EXERCISE DIRECTIONS
Print the line that contains "Convert this screenshot" and every line after it through the last line of the records below, exactly as written and nothing else.

ENTRIES SHOWN
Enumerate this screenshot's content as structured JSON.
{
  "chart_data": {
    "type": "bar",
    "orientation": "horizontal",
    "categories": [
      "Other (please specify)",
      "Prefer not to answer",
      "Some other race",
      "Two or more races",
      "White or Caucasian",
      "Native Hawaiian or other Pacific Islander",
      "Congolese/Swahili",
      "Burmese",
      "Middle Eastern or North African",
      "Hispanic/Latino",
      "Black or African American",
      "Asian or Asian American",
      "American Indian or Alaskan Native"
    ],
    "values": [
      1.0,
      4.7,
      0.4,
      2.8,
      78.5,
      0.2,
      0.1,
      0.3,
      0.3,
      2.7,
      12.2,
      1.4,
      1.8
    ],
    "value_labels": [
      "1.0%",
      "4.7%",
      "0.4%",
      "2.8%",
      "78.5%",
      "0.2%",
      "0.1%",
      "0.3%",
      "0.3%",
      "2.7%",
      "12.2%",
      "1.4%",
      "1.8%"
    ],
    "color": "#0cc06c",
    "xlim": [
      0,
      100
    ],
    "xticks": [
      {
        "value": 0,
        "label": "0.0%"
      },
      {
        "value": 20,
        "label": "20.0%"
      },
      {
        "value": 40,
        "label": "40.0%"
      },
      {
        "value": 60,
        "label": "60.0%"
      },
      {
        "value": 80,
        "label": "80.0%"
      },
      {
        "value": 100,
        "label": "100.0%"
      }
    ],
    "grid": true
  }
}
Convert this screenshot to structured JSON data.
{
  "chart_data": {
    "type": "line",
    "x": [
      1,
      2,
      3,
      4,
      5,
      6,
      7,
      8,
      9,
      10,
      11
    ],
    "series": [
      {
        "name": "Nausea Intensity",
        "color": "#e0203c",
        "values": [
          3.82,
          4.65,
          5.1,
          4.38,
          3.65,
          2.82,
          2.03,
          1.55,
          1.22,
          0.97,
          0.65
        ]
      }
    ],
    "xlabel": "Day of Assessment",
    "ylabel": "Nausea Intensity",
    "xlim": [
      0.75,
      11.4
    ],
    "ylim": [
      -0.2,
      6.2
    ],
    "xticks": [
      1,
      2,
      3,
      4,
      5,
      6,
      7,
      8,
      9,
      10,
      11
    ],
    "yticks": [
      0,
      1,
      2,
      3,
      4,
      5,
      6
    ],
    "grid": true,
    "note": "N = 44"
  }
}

ANSWER TO THE TASK
Convert this screenshot to structured JSON data.
{
  "chart_data": {
    "type": "line",
    "x": [
      1,
      2,
      3,
      4,
      5,
      6,
      7,
      8,
      9,
      10,
      11
    ],
    "series": [
      {
        "name": "Nausea Intensity",
        "color": "#e0203c",
        "values": [
          3.82,
          4.65,
          5.1,
          4.38,
          3.65,
          2.82,
          2.03,
          1.55,
          1.22,
          0.97,
          0.65
        ]
      }
    ],
    "xlabel": "Day of Assessment",
    "ylabel": "Nausea Intensity",
    "xlim": [
      0.75,
      11.4
    ],
    "ylim": [
      -0.2,
      6.2
    ],
    "xticks": [
      1,
      2,
      3,
      4,
      5,
      6,
      7,
      8,
      9,
      10,
      11
    ],
    "yticks": [
      0,
      1,
      2,
      3,
      4,
      5,
      6
    ],
    "grid": true,
    "note": "N = 44"
  }
}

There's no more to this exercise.